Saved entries

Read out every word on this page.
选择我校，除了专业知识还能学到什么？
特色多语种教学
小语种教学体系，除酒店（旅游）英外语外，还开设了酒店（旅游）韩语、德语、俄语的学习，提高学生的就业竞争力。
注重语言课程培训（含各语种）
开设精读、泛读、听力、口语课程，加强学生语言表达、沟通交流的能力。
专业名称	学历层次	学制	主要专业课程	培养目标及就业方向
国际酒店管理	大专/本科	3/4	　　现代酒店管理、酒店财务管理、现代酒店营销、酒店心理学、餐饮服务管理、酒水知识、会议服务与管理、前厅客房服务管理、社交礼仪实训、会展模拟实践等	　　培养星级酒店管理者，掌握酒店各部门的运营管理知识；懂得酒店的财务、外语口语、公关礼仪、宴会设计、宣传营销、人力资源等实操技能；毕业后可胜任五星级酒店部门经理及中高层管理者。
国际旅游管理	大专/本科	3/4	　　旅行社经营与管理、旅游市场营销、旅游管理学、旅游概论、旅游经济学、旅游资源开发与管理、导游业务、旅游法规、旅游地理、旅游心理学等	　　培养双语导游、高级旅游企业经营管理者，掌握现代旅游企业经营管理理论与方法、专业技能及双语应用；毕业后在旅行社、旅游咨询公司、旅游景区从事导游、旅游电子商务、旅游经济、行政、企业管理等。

* _EXERCISE REQUIREMENTS_
Give the entries again in full, exactly as they are written.

* _TASK ANSWER_
Read out every word on this page.
选择我校，除了专业知识还能学到什么？
特色多语种教学
小语种教学体系，除酒店（旅游）英外语外，还开设了酒店（旅游）韩语、德语、俄语的学习，提高学生的就业竞争力。
注重语言课程培训（含各语种）
开设精读、泛读、听力、口语课程，加强学生语言表达、沟通交流的能力。
专业名称	学历层次	学制	主要专业课程	培养目标及就业方向
国际酒店管理	大专/本科	3/4	　　现代酒店管理、酒店财务管理、现代酒店营销、酒店心理学、餐饮服务管理、酒水知识、会议服务与管理、前厅客房服务管理、社交礼仪实训、会展模拟实践等	　　培养星级酒店管理者，掌握酒店各部门的运营管理知识；懂得酒店的财务、外语口语、公关礼仪、宴会设计、宣传营销、人力资源等实操技能；毕业后可胜任五星级酒店部门经理及中高层管理者。
国际旅游管理	大专/本科	3/4	　　旅行社经营与管理、旅游市场营销、旅游管理学、旅游概论、旅游经济学、旅游资源开发与管理、导游业务、旅游法规、旅游地理、旅游心理学等	　　培养双语导游、高级旅游企业经营管理者，掌握现代旅游企业经营管理理论与方法、专业技能及双语应用；毕业后在旅行社、旅游咨询公司、旅游景区从事导游、旅游电子商务、旅游经济、行政、企业管理等。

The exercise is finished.